» **Work to be completed**
Make an exact copy of all the material below, apart from the pictures.

Some records
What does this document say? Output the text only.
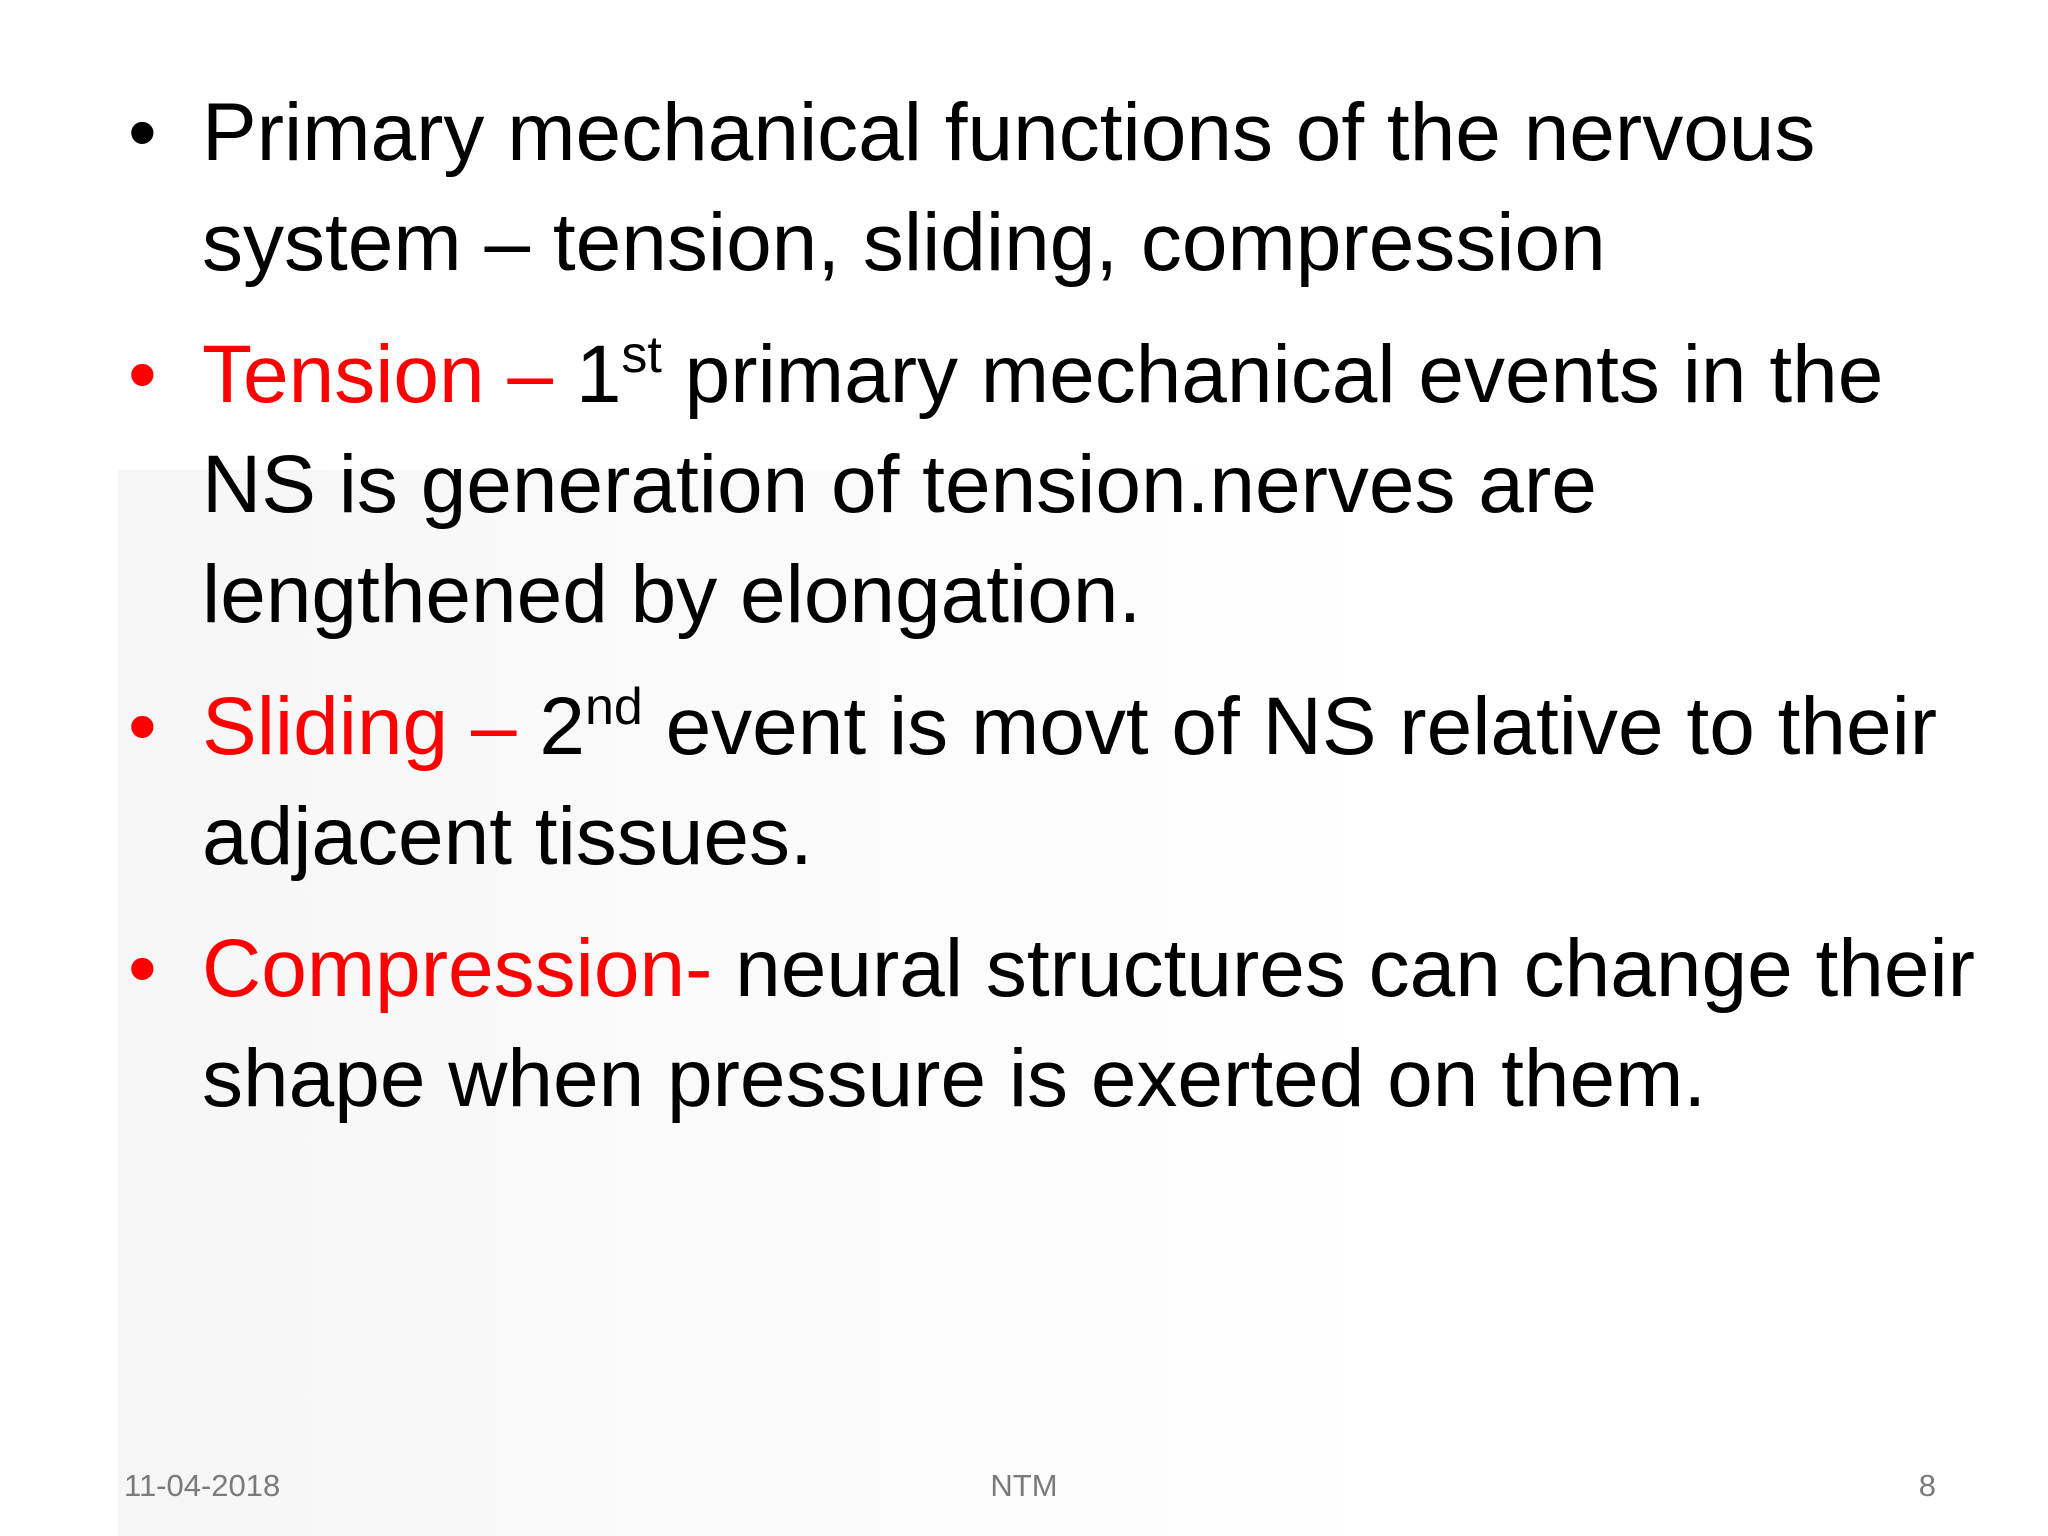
• Primary mechanical functions of the nervous system – tension, sliding, compression
• Tension – 1st primary mechanical events in the NS is generation of tension.nerves are lengthened by elongation.
• Sliding – 2nd event is movt of NS relative to their adjacent tissues.
• Compression- neural structures can change their shape when pressure is exerted on them.
11-04-2018	NTM	8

» **Written response**
What does this document say? Output the text only.
• Primary mechanical functions of the nervous system – tension, sliding, compression
• Tension – 1st primary mechanical events in the NS is generation of tension.nerves are lengthened by elongation.
• Sliding – 2nd event is movt of NS relative to their adjacent tissues.
• Compression- neural structures can change their shape when pressure is exerted on them.
11-04-2018	NTM	8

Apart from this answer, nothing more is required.